[DATA TO EXAMINE Boundary: Start]

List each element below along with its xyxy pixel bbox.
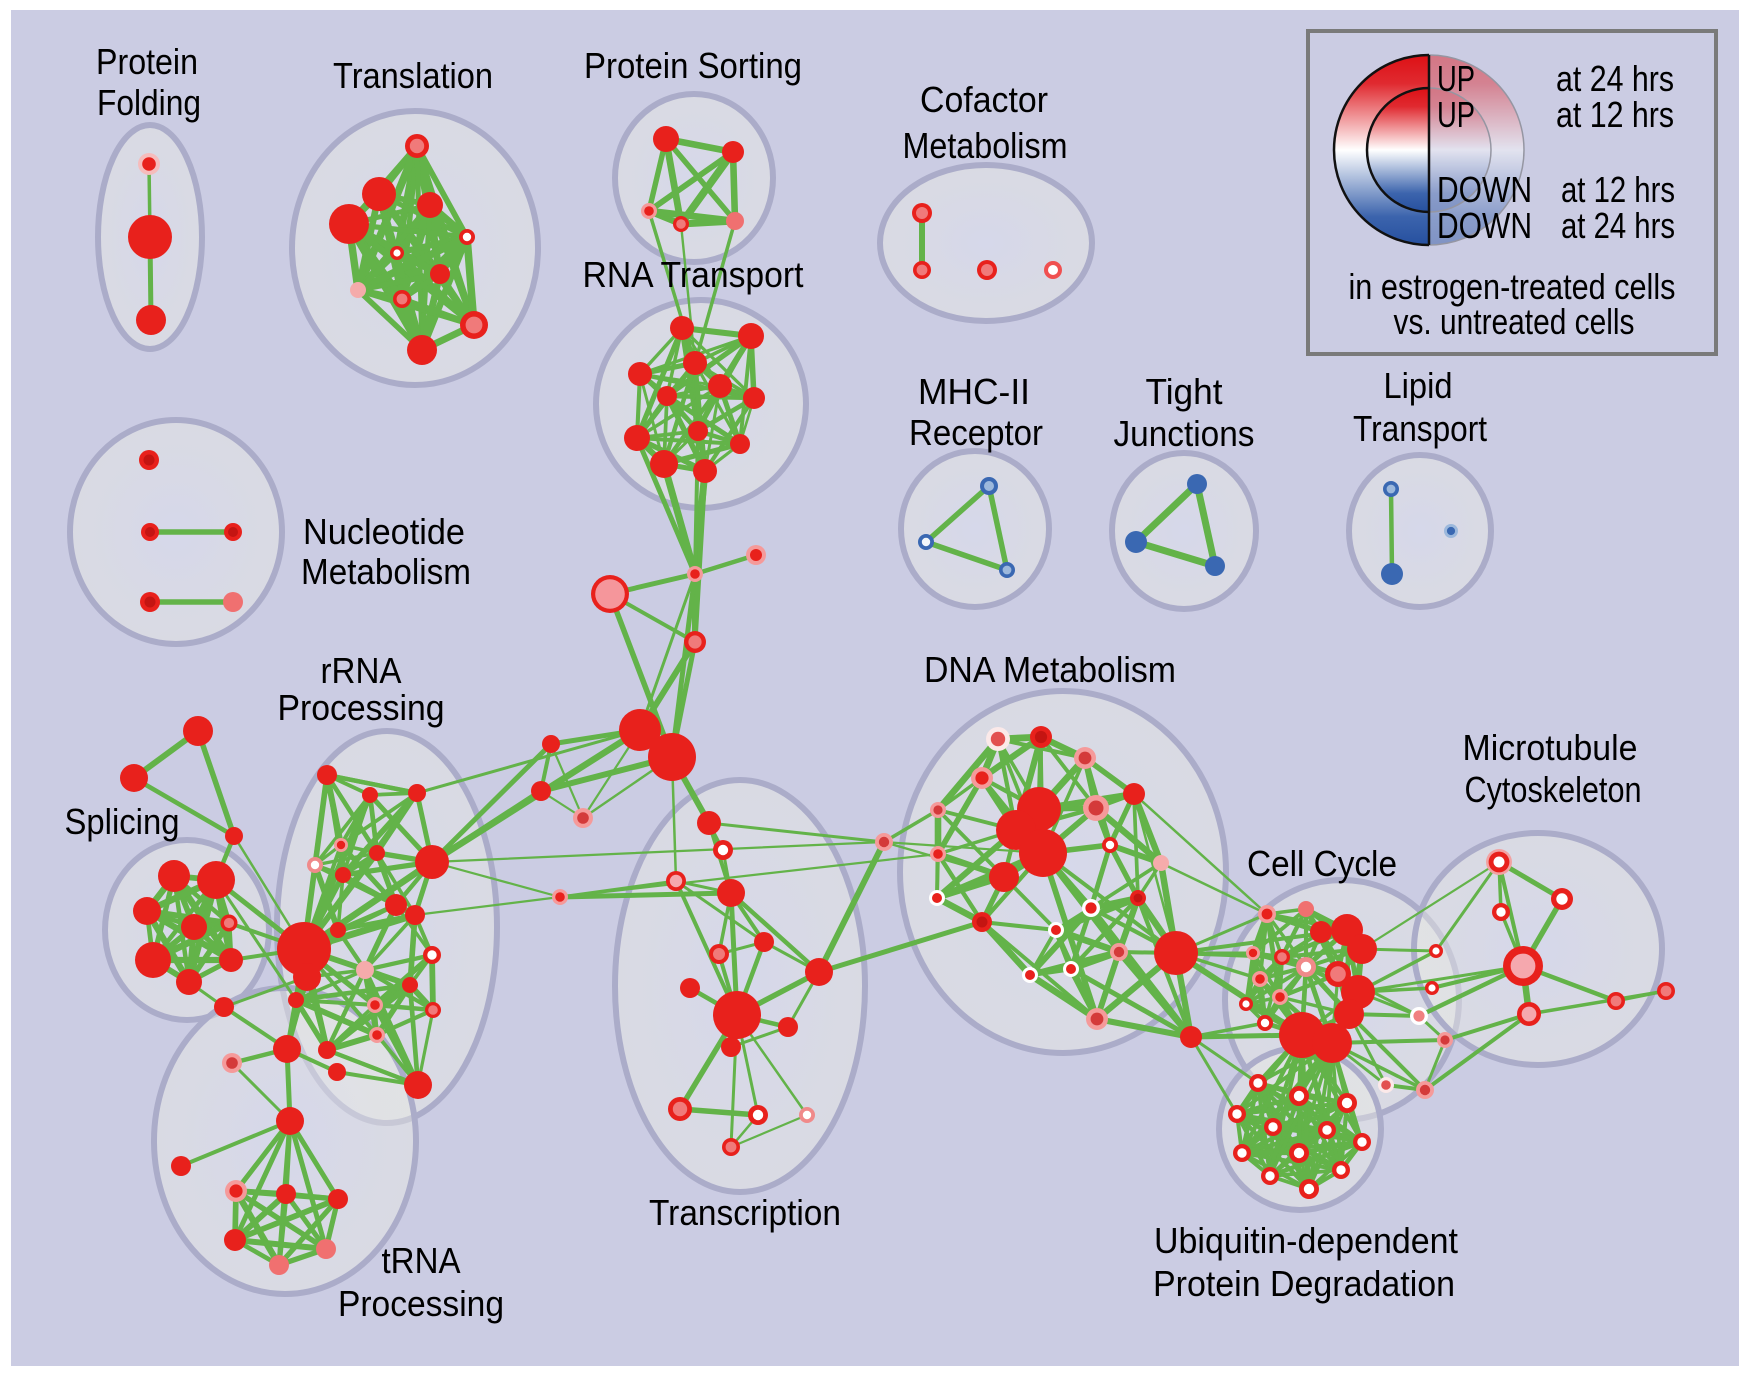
svg-text:DOWN: DOWN	[1437, 169, 1532, 210]
svg-text:Tight: Tight	[1146, 371, 1223, 412]
svg-text:Ubiquitin-dependent: Ubiquitin-dependent	[1154, 1220, 1458, 1261]
svg-text:Protein: Protein	[96, 41, 198, 82]
svg-text:at 24 hrs: at 24 hrs	[1561, 205, 1675, 246]
svg-text:UP: UP	[1437, 94, 1475, 135]
svg-text:tRNA: tRNA	[382, 1240, 461, 1281]
svg-text:Translation: Translation	[333, 55, 493, 96]
svg-text:Transcription: Transcription	[649, 1192, 841, 1233]
svg-text:Cofactor: Cofactor	[920, 79, 1048, 120]
svg-text:at 24 hrs: at 24 hrs	[1556, 58, 1674, 99]
svg-text:DNA Metabolism: DNA Metabolism	[924, 649, 1176, 690]
svg-text:Metabolism: Metabolism	[301, 551, 471, 592]
svg-text:Receptor: Receptor	[909, 412, 1043, 453]
svg-text:DOWN: DOWN	[1437, 205, 1532, 246]
svg-text:Processing: Processing	[338, 1283, 504, 1324]
svg-text:Junctions: Junctions	[1114, 413, 1255, 454]
svg-text:RNA Transport: RNA Transport	[583, 254, 804, 295]
svg-text:UP: UP	[1437, 58, 1475, 99]
svg-text:in estrogen-treated cells: in estrogen-treated cells	[1349, 266, 1676, 307]
svg-text:Cytoskeleton: Cytoskeleton	[1465, 769, 1642, 810]
svg-text:Splicing: Splicing	[65, 801, 180, 842]
svg-text:MHC-II: MHC-II	[918, 371, 1030, 412]
svg-text:Protein Sorting: Protein Sorting	[584, 45, 802, 86]
svg-text:Protein Degradation: Protein Degradation	[1153, 1263, 1455, 1304]
svg-text:Lipid: Lipid	[1384, 365, 1453, 406]
svg-text:Metabolism: Metabolism	[903, 125, 1068, 166]
svg-text:Transport: Transport	[1353, 408, 1487, 449]
svg-text:Folding: Folding	[97, 82, 201, 123]
svg-text:Processing: Processing	[278, 687, 445, 728]
svg-text:vs. untreated cells: vs. untreated cells	[1394, 301, 1635, 342]
svg-text:Nucleotide: Nucleotide	[303, 511, 465, 552]
svg-text:rRNA: rRNA	[321, 650, 402, 691]
svg-text:at 12 hrs: at 12 hrs	[1561, 169, 1675, 210]
svg-text:Cell Cycle: Cell Cycle	[1247, 843, 1397, 884]
svg-text:Microtubule: Microtubule	[1463, 727, 1638, 768]
svg-text:at 12 hrs: at 12 hrs	[1556, 94, 1674, 135]
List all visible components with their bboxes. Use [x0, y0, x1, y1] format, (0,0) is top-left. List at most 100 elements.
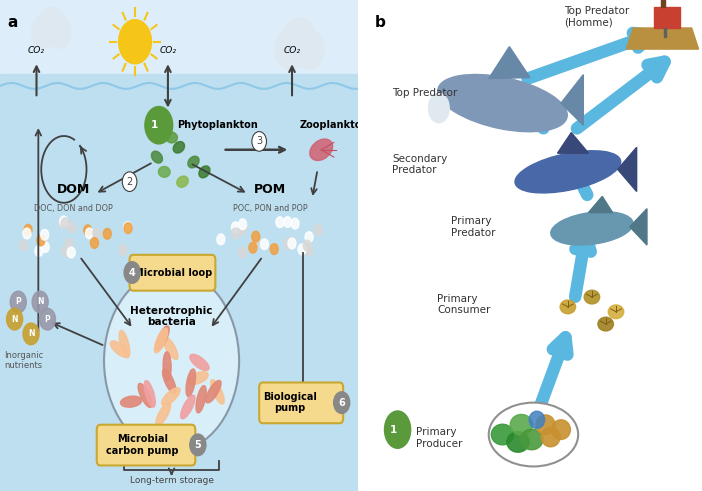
Circle shape	[252, 132, 267, 151]
Circle shape	[288, 237, 296, 247]
Circle shape	[119, 245, 127, 255]
Ellipse shape	[608, 305, 624, 319]
Ellipse shape	[521, 429, 543, 450]
Circle shape	[37, 235, 45, 246]
Circle shape	[314, 224, 322, 235]
Circle shape	[286, 32, 312, 66]
Text: P: P	[45, 315, 51, 324]
Circle shape	[37, 7, 65, 46]
Text: CO₂: CO₂	[159, 46, 176, 55]
Polygon shape	[561, 75, 583, 125]
Text: N: N	[11, 315, 18, 324]
Circle shape	[60, 216, 68, 227]
Text: Biological
pump: Biological pump	[263, 392, 317, 413]
Text: Top Predator: Top Predator	[392, 88, 458, 98]
Circle shape	[47, 16, 71, 48]
Text: Microbial
carbon pump: Microbial carbon pump	[106, 434, 178, 456]
Ellipse shape	[186, 369, 196, 397]
Text: POC, PON and POP: POC, PON and POP	[233, 204, 307, 213]
Circle shape	[305, 232, 313, 243]
Text: Heterotrophic
bacteria: Heterotrophic bacteria	[131, 306, 213, 327]
Circle shape	[35, 246, 43, 256]
Circle shape	[119, 20, 152, 64]
Ellipse shape	[151, 152, 163, 163]
FancyBboxPatch shape	[259, 382, 343, 423]
Circle shape	[39, 308, 55, 330]
FancyBboxPatch shape	[97, 425, 195, 465]
Circle shape	[284, 217, 291, 227]
Ellipse shape	[188, 156, 199, 168]
Circle shape	[124, 262, 140, 283]
Circle shape	[252, 231, 260, 242]
Text: 1: 1	[151, 120, 159, 130]
Polygon shape	[557, 133, 588, 153]
Polygon shape	[630, 209, 647, 245]
Ellipse shape	[199, 166, 210, 178]
Ellipse shape	[187, 372, 208, 384]
Ellipse shape	[491, 424, 514, 445]
Circle shape	[124, 221, 132, 232]
Circle shape	[274, 29, 305, 69]
Circle shape	[41, 242, 49, 252]
Text: Secondary
Predator: Secondary Predator	[392, 154, 448, 175]
Ellipse shape	[196, 385, 206, 413]
Ellipse shape	[310, 139, 333, 161]
Circle shape	[276, 217, 284, 228]
Ellipse shape	[177, 176, 188, 187]
Circle shape	[68, 222, 76, 233]
Bar	[0, 74, 365, 491]
Ellipse shape	[438, 75, 567, 132]
Text: 1: 1	[390, 425, 397, 435]
Circle shape	[41, 229, 48, 240]
Ellipse shape	[138, 383, 152, 408]
Text: 6: 6	[338, 398, 345, 408]
Text: b: b	[375, 15, 386, 30]
Circle shape	[305, 245, 313, 256]
Ellipse shape	[156, 403, 171, 426]
Circle shape	[282, 18, 317, 67]
Ellipse shape	[161, 388, 180, 406]
Ellipse shape	[163, 336, 178, 359]
Ellipse shape	[515, 151, 621, 193]
Circle shape	[59, 217, 67, 228]
Circle shape	[23, 323, 39, 345]
Ellipse shape	[154, 328, 168, 353]
Ellipse shape	[584, 290, 600, 304]
Ellipse shape	[144, 381, 155, 407]
Text: Zooplankton: Zooplankton	[299, 120, 369, 130]
Text: Long-term storage: Long-term storage	[130, 476, 213, 485]
Text: Phytoplankton: Phytoplankton	[177, 120, 258, 130]
Ellipse shape	[180, 395, 195, 419]
Bar	[0, 0, 365, 88]
Ellipse shape	[541, 427, 560, 447]
Circle shape	[32, 16, 55, 48]
Circle shape	[62, 246, 69, 257]
Ellipse shape	[163, 352, 171, 381]
Text: Top Predator
(Homme): Top Predator (Homme)	[564, 6, 630, 28]
Circle shape	[104, 270, 239, 452]
Text: Primary
Consumer: Primary Consumer	[437, 294, 491, 315]
Text: 5: 5	[194, 440, 201, 450]
Ellipse shape	[428, 93, 449, 123]
Ellipse shape	[190, 355, 209, 371]
Ellipse shape	[159, 166, 170, 177]
Circle shape	[298, 244, 306, 255]
Text: Inorganic
nutrients: Inorganic nutrients	[4, 351, 44, 371]
Circle shape	[61, 218, 69, 229]
Circle shape	[260, 239, 268, 249]
Ellipse shape	[119, 330, 130, 357]
Text: a: a	[7, 15, 18, 30]
Text: DOM: DOM	[56, 183, 90, 195]
Text: 4: 4	[128, 268, 135, 277]
Circle shape	[6, 308, 22, 330]
Circle shape	[190, 434, 206, 456]
Circle shape	[103, 228, 112, 239]
Ellipse shape	[156, 326, 169, 351]
Ellipse shape	[121, 396, 142, 407]
Circle shape	[145, 107, 173, 144]
Circle shape	[270, 244, 278, 254]
Circle shape	[385, 411, 411, 448]
Circle shape	[239, 219, 246, 230]
Circle shape	[84, 225, 92, 236]
Ellipse shape	[536, 415, 555, 435]
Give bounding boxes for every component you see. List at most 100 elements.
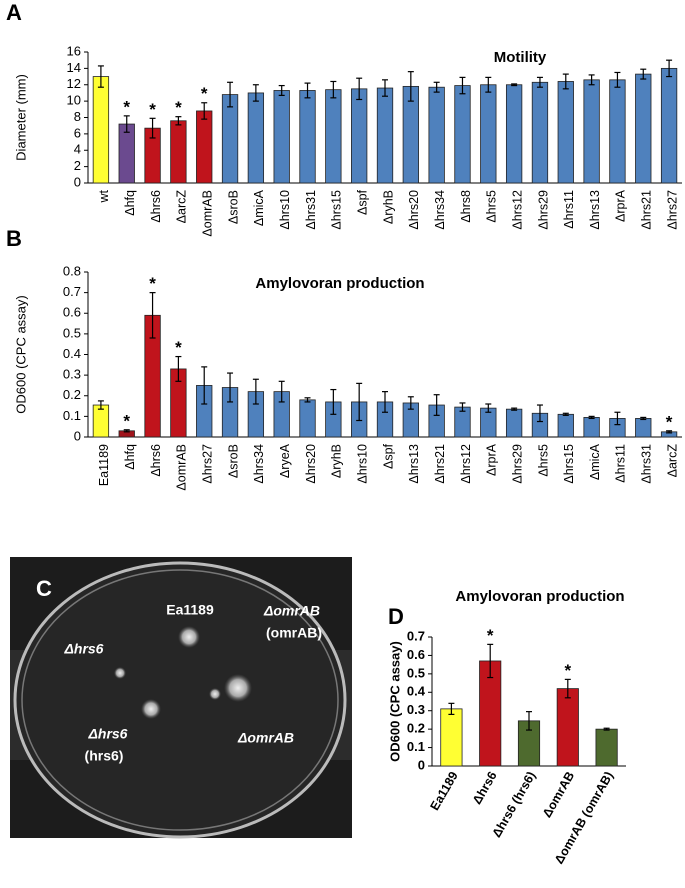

[DATA TO EXAMINE Boundary: End]

EXERCISE DETAILS:
Your answer must be an exact copy of the records, minus any pictures.

RESPONSE:
List each element below along with its xyxy pixel bbox.
svg-text:DOWN: DOWN	[1437, 169, 1532, 210]
svg-text:Tight: Tight	[1146, 371, 1223, 412]
svg-text:Ubiquitin-dependent: Ubiquitin-dependent	[1154, 1220, 1458, 1261]
svg-text:Protein: Protein	[96, 41, 198, 82]
svg-text:at 24 hrs: at 24 hrs	[1561, 205, 1675, 246]
svg-text:UP: UP	[1437, 94, 1475, 135]
svg-text:tRNA: tRNA	[382, 1240, 461, 1281]
svg-text:Translation: Translation	[333, 55, 493, 96]
svg-text:Transcription: Transcription	[649, 1192, 841, 1233]
svg-text:Cofactor: Cofactor	[920, 79, 1048, 120]
svg-text:at 24 hrs: at 24 hrs	[1556, 58, 1674, 99]
svg-text:DNA Metabolism: DNA Metabolism	[924, 649, 1176, 690]
svg-text:Metabolism: Metabolism	[301, 551, 471, 592]
svg-text:Receptor: Receptor	[909, 412, 1043, 453]
svg-text:DOWN: DOWN	[1437, 205, 1532, 246]
svg-text:Processing: Processing	[338, 1283, 504, 1324]
svg-text:Junctions: Junctions	[1114, 413, 1255, 454]
svg-text:RNA Transport: RNA Transport	[583, 254, 804, 295]
svg-text:UP: UP	[1437, 58, 1475, 99]
svg-text:in estrogen-treated cells: in estrogen-treated cells	[1349, 266, 1676, 307]
svg-text:Cytoskeleton: Cytoskeleton	[1465, 769, 1642, 810]
svg-text:Splicing: Splicing	[65, 801, 180, 842]
svg-text:MHC-II: MHC-II	[918, 371, 1030, 412]
svg-text:Protein Sorting: Protein Sorting	[584, 45, 802, 86]
svg-text:Protein Degradation: Protein Degradation	[1153, 1263, 1455, 1304]
svg-text:Lipid: Lipid	[1384, 365, 1453, 406]
svg-text:Metabolism: Metabolism	[903, 125, 1068, 166]
svg-text:Transport: Transport	[1353, 408, 1487, 449]
svg-text:Folding: Folding	[97, 82, 201, 123]
svg-text:Processing: Processing	[278, 687, 445, 728]
svg-text:vs. untreated cells: vs. untreated cells	[1394, 301, 1635, 342]
svg-text:Nucleotide: Nucleotide	[303, 511, 465, 552]
svg-text:rRNA: rRNA	[321, 650, 402, 691]
svg-text:at 12 hrs: at 12 hrs	[1561, 169, 1675, 210]
svg-text:Cell Cycle: Cell Cycle	[1247, 843, 1397, 884]
svg-text:Microtubule: Microtubule	[1463, 727, 1638, 768]
svg-text:at 12 hrs: at 12 hrs	[1556, 94, 1674, 135]
List all visible components with their bboxes. Use [x0, y0, x1, y1] format, (0,0) is top-left. List at most 100 elements.
Circle shape	[252, 132, 267, 151]
Circle shape	[288, 237, 296, 247]
Circle shape	[119, 245, 127, 255]
Ellipse shape	[608, 305, 624, 319]
Ellipse shape	[521, 429, 543, 450]
Circle shape	[37, 235, 45, 246]
Circle shape	[314, 224, 322, 235]
Circle shape	[286, 32, 312, 66]
Text: P: P	[45, 315, 51, 324]
Circle shape	[37, 7, 65, 46]
Text: CO₂: CO₂	[159, 46, 176, 55]
Polygon shape	[561, 75, 583, 125]
Text: N: N	[11, 315, 18, 324]
Circle shape	[60, 216, 68, 227]
Text: Biological
pump: Biological pump	[263, 392, 317, 413]
Text: Top Predator: Top Predator	[392, 88, 458, 98]
Circle shape	[47, 16, 71, 48]
Text: Microbial
carbon pump: Microbial carbon pump	[106, 434, 178, 456]
Ellipse shape	[186, 369, 196, 397]
Text: POC, PON and POP: POC, PON and POP	[233, 204, 307, 213]
Circle shape	[305, 232, 313, 243]
Text: Heterotrophic
bacteria: Heterotrophic bacteria	[131, 306, 213, 327]
Circle shape	[35, 246, 43, 256]
Circle shape	[119, 20, 152, 64]
Ellipse shape	[151, 152, 163, 163]
FancyBboxPatch shape	[259, 382, 343, 423]
Circle shape	[39, 308, 55, 330]
FancyBboxPatch shape	[97, 425, 195, 465]
Circle shape	[284, 217, 291, 227]
Ellipse shape	[188, 156, 199, 168]
Circle shape	[124, 262, 140, 283]
Circle shape	[252, 231, 260, 242]
Text: 1: 1	[151, 120, 159, 130]
Polygon shape	[557, 133, 588, 153]
Polygon shape	[630, 209, 647, 245]
Ellipse shape	[199, 166, 210, 178]
Ellipse shape	[187, 372, 208, 384]
Ellipse shape	[491, 424, 514, 445]
Circle shape	[124, 221, 132, 232]
Circle shape	[274, 29, 305, 69]
Circle shape	[41, 242, 49, 252]
Text: Secondary
Predator: Secondary Predator	[392, 154, 448, 175]
Ellipse shape	[196, 385, 206, 413]
Ellipse shape	[310, 139, 333, 161]
Circle shape	[276, 217, 284, 228]
Ellipse shape	[177, 176, 188, 187]
Circle shape	[68, 222, 76, 233]
Bar	[0, 74, 365, 491]
Ellipse shape	[438, 75, 567, 132]
Text: 1: 1	[390, 425, 397, 435]
Circle shape	[41, 229, 48, 240]
Ellipse shape	[138, 383, 152, 408]
Text: 6: 6	[338, 398, 345, 408]
Text: b: b	[375, 15, 386, 30]
Circle shape	[305, 245, 313, 256]
Ellipse shape	[156, 403, 171, 426]
Circle shape	[282, 18, 317, 67]
Ellipse shape	[161, 388, 180, 406]
Ellipse shape	[163, 336, 178, 359]
Ellipse shape	[515, 151, 621, 193]
Circle shape	[59, 217, 67, 228]
Circle shape	[23, 323, 39, 345]
Ellipse shape	[154, 328, 168, 353]
Ellipse shape	[584, 290, 600, 304]
Ellipse shape	[144, 381, 155, 407]
Text: Zooplankton: Zooplankton	[299, 120, 369, 130]
Text: Long-term storage: Long-term storage	[130, 476, 213, 485]
Text: Phytoplankton: Phytoplankton	[177, 120, 258, 130]
Ellipse shape	[180, 395, 195, 419]
Bar	[0, 0, 365, 88]
Ellipse shape	[541, 427, 560, 447]
Circle shape	[32, 16, 55, 48]
Circle shape	[62, 246, 69, 257]
Ellipse shape	[163, 352, 171, 381]
Text: Top Predator
(Homme): Top Predator (Homme)	[564, 6, 630, 28]
Circle shape	[104, 270, 239, 452]
Text: Primary
Consumer: Primary Consumer	[437, 294, 491, 315]
Text: 5: 5	[194, 440, 201, 450]
Ellipse shape	[428, 93, 449, 123]
Ellipse shape	[190, 355, 209, 371]
Ellipse shape	[159, 166, 170, 177]
Circle shape	[298, 244, 306, 255]
Text: Inorganic
nutrients: Inorganic nutrients	[4, 351, 44, 371]
Circle shape	[61, 218, 69, 229]
Circle shape	[260, 239, 268, 249]
Ellipse shape	[119, 330, 130, 357]
Text: a: a	[7, 15, 18, 30]
Text: DOM: DOM	[56, 183, 90, 195]
Text: 4: 4	[128, 268, 135, 277]
Circle shape	[6, 308, 22, 330]
Circle shape	[190, 434, 206, 456]
Circle shape	[103, 228, 112, 239]
Ellipse shape	[156, 326, 169, 351]
Ellipse shape	[121, 396, 142, 407]
Circle shape	[145, 107, 173, 144]
Circle shape	[270, 244, 278, 254]
Circle shape	[385, 411, 411, 448]
Circle shape	[239, 219, 246, 230]
Circle shape	[84, 225, 92, 236]
Ellipse shape	[536, 415, 555, 435]
Give bounding boxes for every component you see. List at most 100 elements.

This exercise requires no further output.